Write out all of the data without omission, exactly as shown.

### SUPPLIED DATA
====================
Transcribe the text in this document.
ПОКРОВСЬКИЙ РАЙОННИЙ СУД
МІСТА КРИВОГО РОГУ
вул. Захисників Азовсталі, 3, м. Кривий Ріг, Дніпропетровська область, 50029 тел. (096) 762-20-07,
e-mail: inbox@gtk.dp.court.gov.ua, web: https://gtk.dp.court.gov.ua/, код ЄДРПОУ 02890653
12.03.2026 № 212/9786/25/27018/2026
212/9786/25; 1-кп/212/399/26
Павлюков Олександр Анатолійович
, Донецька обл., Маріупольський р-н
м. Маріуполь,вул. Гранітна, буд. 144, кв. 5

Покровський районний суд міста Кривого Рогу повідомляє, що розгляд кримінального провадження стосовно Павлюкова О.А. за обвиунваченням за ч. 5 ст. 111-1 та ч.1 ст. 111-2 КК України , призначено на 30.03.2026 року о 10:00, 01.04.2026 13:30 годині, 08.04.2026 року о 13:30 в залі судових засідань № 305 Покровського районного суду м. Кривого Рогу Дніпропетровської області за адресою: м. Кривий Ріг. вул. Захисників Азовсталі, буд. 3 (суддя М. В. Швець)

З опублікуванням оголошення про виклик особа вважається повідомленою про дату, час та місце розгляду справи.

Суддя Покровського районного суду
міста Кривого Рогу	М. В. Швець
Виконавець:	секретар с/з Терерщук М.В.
====================
### RESULT
Transcribe the text in this document.
ПОКРОВСЬКИЙ РАЙОННИЙ СУД
МІСТА КРИВОГО РОГУ
вул. Захисників Азовсталі, 3, м. Кривий Ріг, Дніпропетровська область, 50029 тел. (096) 762-20-07,
e-mail: inbox@gtk.dp.court.gov.ua, web: https://gtk.dp.court.gov.ua/, код ЄДРПОУ 02890653
12.03.2026 № 212/9786/25/27018/2026
212/9786/25; 1-кп/212/399/26
Павлюков Олександр Анатолійович
, Донецька обл., Маріупольський р-н
м. Маріуполь,вул. Гранітна, буд. 144, кв. 5

Покровський районний суд міста Кривого Рогу повідомляє, що розгляд кримінального провадження стосовно Павлюкова О.А. за обвиунваченням за ч. 5 ст. 111-1 та ч.1 ст. 111-2 КК України , призначено на 30.03.2026 року о 10:00, 01.04.2026 13:30 годині, 08.04.2026 року о 13:30 в залі судових засідань № 305 Покровського районного суду м. Кривого Рогу Дніпропетровської області за адресою: м. Кривий Ріг. вул. Захисників Азовсталі, буд. 3 (суддя М. В. Швець)

З опублікуванням оголошення про виклик особа вважається повідомленою про дату, час та місце розгляду справи.

Суддя Покровського районного суду
міста Кривого Рогу	М. В. Швець
Виконавець:	секретар с/з Терерщук М.В.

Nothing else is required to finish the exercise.